◆ EXERCISE INSTRUCTIONS
Repeat all of the records verbatim.

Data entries
————

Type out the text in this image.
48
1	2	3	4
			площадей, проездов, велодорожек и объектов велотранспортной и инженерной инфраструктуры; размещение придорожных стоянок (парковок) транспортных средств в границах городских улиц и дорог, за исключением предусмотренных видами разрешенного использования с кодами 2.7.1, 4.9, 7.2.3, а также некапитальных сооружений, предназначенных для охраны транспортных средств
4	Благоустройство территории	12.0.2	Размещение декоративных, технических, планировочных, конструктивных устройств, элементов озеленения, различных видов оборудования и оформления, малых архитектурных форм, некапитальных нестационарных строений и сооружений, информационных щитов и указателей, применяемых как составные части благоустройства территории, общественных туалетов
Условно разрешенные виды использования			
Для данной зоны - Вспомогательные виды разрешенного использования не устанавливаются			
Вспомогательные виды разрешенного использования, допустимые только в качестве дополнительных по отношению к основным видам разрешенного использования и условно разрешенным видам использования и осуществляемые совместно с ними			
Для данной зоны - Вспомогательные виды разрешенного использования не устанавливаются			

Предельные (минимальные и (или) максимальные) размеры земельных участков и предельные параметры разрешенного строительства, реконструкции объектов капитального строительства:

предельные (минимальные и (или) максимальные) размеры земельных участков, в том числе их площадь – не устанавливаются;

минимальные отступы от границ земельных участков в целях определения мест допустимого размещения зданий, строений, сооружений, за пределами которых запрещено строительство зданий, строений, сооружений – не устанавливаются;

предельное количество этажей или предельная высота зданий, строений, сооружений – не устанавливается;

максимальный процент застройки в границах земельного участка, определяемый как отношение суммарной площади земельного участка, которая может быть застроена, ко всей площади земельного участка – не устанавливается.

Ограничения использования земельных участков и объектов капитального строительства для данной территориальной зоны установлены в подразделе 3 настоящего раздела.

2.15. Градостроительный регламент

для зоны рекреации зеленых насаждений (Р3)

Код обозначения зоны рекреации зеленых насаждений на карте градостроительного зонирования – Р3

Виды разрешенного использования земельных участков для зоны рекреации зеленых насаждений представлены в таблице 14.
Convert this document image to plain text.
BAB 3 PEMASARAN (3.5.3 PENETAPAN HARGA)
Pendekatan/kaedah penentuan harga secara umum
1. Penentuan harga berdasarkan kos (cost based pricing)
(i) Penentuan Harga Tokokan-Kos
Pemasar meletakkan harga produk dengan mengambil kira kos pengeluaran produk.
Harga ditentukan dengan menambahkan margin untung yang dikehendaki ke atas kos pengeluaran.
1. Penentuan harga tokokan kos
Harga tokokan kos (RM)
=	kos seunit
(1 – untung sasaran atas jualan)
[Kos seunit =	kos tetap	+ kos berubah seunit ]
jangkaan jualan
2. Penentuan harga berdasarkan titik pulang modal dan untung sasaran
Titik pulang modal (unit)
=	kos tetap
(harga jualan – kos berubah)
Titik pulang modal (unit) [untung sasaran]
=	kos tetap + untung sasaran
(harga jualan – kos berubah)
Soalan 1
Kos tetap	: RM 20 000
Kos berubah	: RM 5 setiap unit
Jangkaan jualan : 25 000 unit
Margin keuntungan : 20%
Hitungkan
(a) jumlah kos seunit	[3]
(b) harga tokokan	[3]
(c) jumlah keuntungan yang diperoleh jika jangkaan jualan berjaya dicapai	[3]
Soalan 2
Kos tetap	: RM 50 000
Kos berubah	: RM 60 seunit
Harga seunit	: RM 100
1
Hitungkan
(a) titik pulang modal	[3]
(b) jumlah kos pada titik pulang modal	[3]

————

◆ ANSWER FOR THIS EXERCISE
Type out the text in this image.
48
1	2	3	4
			площадей, проездов, велодорожек и объектов велотранспортной и инженерной инфраструктуры; размещение придорожных стоянок (парковок) транспортных средств в границах городских улиц и дорог, за исключением предусмотренных видами разрешенного использования с кодами 2.7.1, 4.9, 7.2.3, а также некапитальных сооружений, предназначенных для охраны транспортных средств
4	Благоустройство территории	12.0.2	Размещение декоративных, технических, планировочных, конструктивных устройств, элементов озеленения, различных видов оборудования и оформления, малых архитектурных форм, некапитальных нестационарных строений и сооружений, информационных щитов и указателей, применяемых как составные части благоустройства территории, общественных туалетов
Условно разрешенные виды использования			
Для данной зоны - Вспомогательные виды разрешенного использования не устанавливаются			
Вспомогательные виды разрешенного использования, допустимые только в качестве дополнительных по отношению к основным видам разрешенного использования и условно разрешенным видам использования и осуществляемые совместно с ними			
Для данной зоны - Вспомогательные виды разрешенного использования не устанавливаются			

Предельные (минимальные и (или) максимальные) размеры земельных участков и предельные параметры разрешенного строительства, реконструкции объектов капитального строительства:

предельные (минимальные и (или) максимальные) размеры земельных участков, в том числе их площадь – не устанавливаются;

минимальные отступы от границ земельных участков в целях определения мест допустимого размещения зданий, строений, сооружений, за пределами которых запрещено строительство зданий, строений, сооружений – не устанавливаются;

предельное количество этажей или предельная высота зданий, строений, сооружений – не устанавливается;

максимальный процент застройки в границах земельного участка, определяемый как отношение суммарной площади земельного участка, которая может быть застроена, ко всей площади земельного участка – не устанавливается.

Ограничения использования земельных участков и объектов капитального строительства для данной территориальной зоны установлены в подразделе 3 настоящего раздела.

2.15. Градостроительный регламент

для зоны рекреации зеленых насаждений (Р3)

Код обозначения зоны рекреации зеленых насаждений на карте градостроительного зонирования – Р3

Виды разрешенного использования земельных участков для зоны рекреации зеленых насаждений представлены в таблице 14.
Convert this document image to plain text.
BAB 3 PEMASARAN (3.5.3 PENETAPAN HARGA)
Pendekatan/kaedah penentuan harga secara umum
1. Penentuan harga berdasarkan kos (cost based pricing)
(i) Penentuan Harga Tokokan-Kos
Pemasar meletakkan harga produk dengan mengambil kira kos pengeluaran produk.
Harga ditentukan dengan menambahkan margin untung yang dikehendaki ke atas kos pengeluaran.
1. Penentuan harga tokokan kos
Harga tokokan kos (RM)
=	kos seunit
(1 – untung sasaran atas jualan)
[Kos seunit =	kos tetap	+ kos berubah seunit ]
jangkaan jualan
2. Penentuan harga berdasarkan titik pulang modal dan untung sasaran
Titik pulang modal (unit)
=	kos tetap
(harga jualan – kos berubah)
Titik pulang modal (unit) [untung sasaran]
=	kos tetap + untung sasaran
(harga jualan – kos berubah)
Soalan 1
Kos tetap	: RM 20 000
Kos berubah	: RM 5 setiap unit
Jangkaan jualan : 25 000 unit
Margin keuntungan : 20%
Hitungkan
(a) jumlah kos seunit	[3]
(b) harga tokokan	[3]
(c) jumlah keuntungan yang diperoleh jika jangkaan jualan berjaya dicapai	[3]
Soalan 2
Kos tetap	: RM 50 000
Kos berubah	: RM 60 seunit
Harga seunit	: RM 100
1
Hitungkan
(a) titik pulang modal	[3]
(b) jumlah kos pada titik pulang modal	[3]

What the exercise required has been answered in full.